- _Objective_: Where does the string "subtitle" appear? Copy every line of the entries below that holds it.

- _Exercise inputs_:
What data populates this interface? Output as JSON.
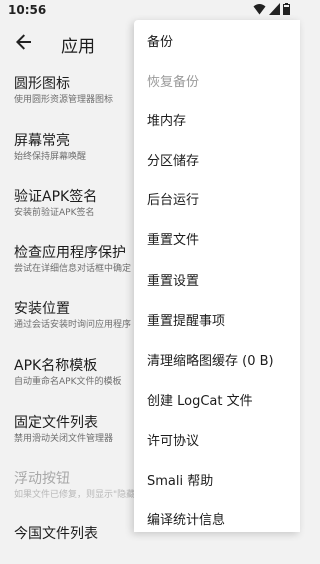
{
  "status_bar": {
    "time": "10:56"
  },
  "app_bar": {
    "title": "应用"
  },
  "settings": [
    {
      "title": "圆形图标",
      "subtitle": "使用圆形资源管理器图标",
      "enabled": true
    },
    {
      "title": "屏幕常亮",
      "subtitle": "始终保持屏幕唤醒",
      "enabled": true
    },
    {
      "title": "验证APK签名",
      "subtitle": "安装前验证APK签名",
      "enabled": true
    },
    {
      "title": "检查应用程序保护",
      "subtitle": "尝试在详细信息对话框中确定",
      "enabled": true
    },
    {
      "title": "安装位置",
      "subtitle": "通过会话安装时询问应用程序",
      "enabled": true
    },
    {
      "title": "APK名称模板",
      "subtitle": "自动重命名APK文件的模板",
      "enabled": true
    },
    {
      "title": "固定文件列表",
      "subtitle": "禁用滑动关闭文件管理器",
      "enabled": true
    },
    {
      "title": "浮动按钮",
      "subtitle": "如果文件已修复，则显示\"隐藏",
      "enabled": false
    },
    {
      "title": "今国文件列表",
      "subtitle": "",
      "enabled": true
    }
  ],
  "menu": [
    {
      "label": "备份",
      "enabled": true
    },
    {
      "label": "恢复备份",
      "enabled": false
    },
    {
      "label": "堆内存",
      "enabled": true
    },
    {
      "label": "分区储存",
      "enabled": true
    },
    {
      "label": "后台运行",
      "enabled": true
    },
    {
      "label": "重置文件",
      "enabled": true
    },
    {
      "label": "重置设置",
      "enabled": true
    },
    {
      "label": "重置提醒事项",
      "enabled": true
    },
    {
      "label": "清理缩略图缓存 (0 B)",
      "enabled": true
    },
    {
      "label": "创建 LogCat 文件",
      "enabled": true
    },
    {
      "label": "许可协议",
      "enabled": true
    },
    {
      "label": "Smali 帮助",
      "enabled": true
    },
    {
      "label": "编译统计信息",
      "enabled": true
    }
  ]
}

- _Output of the exercise_:
      "subtitle": "使用圆形资源管理器图标",
      "subtitle": "始终保持屏幕唤醒",
      "subtitle": "安装前验证APK签名",
      "subtitle": "尝试在详细信息对话框中确定",
      "subtitle": "通过会话安装时询问应用程序",
      "subtitle": "自动重命名APK文件的模板",
      "subtitle": "禁用滑动关闭文件管理器",
      "subtitle": "如果文件已修复，则显示\"隐藏",
      "subtitle": "",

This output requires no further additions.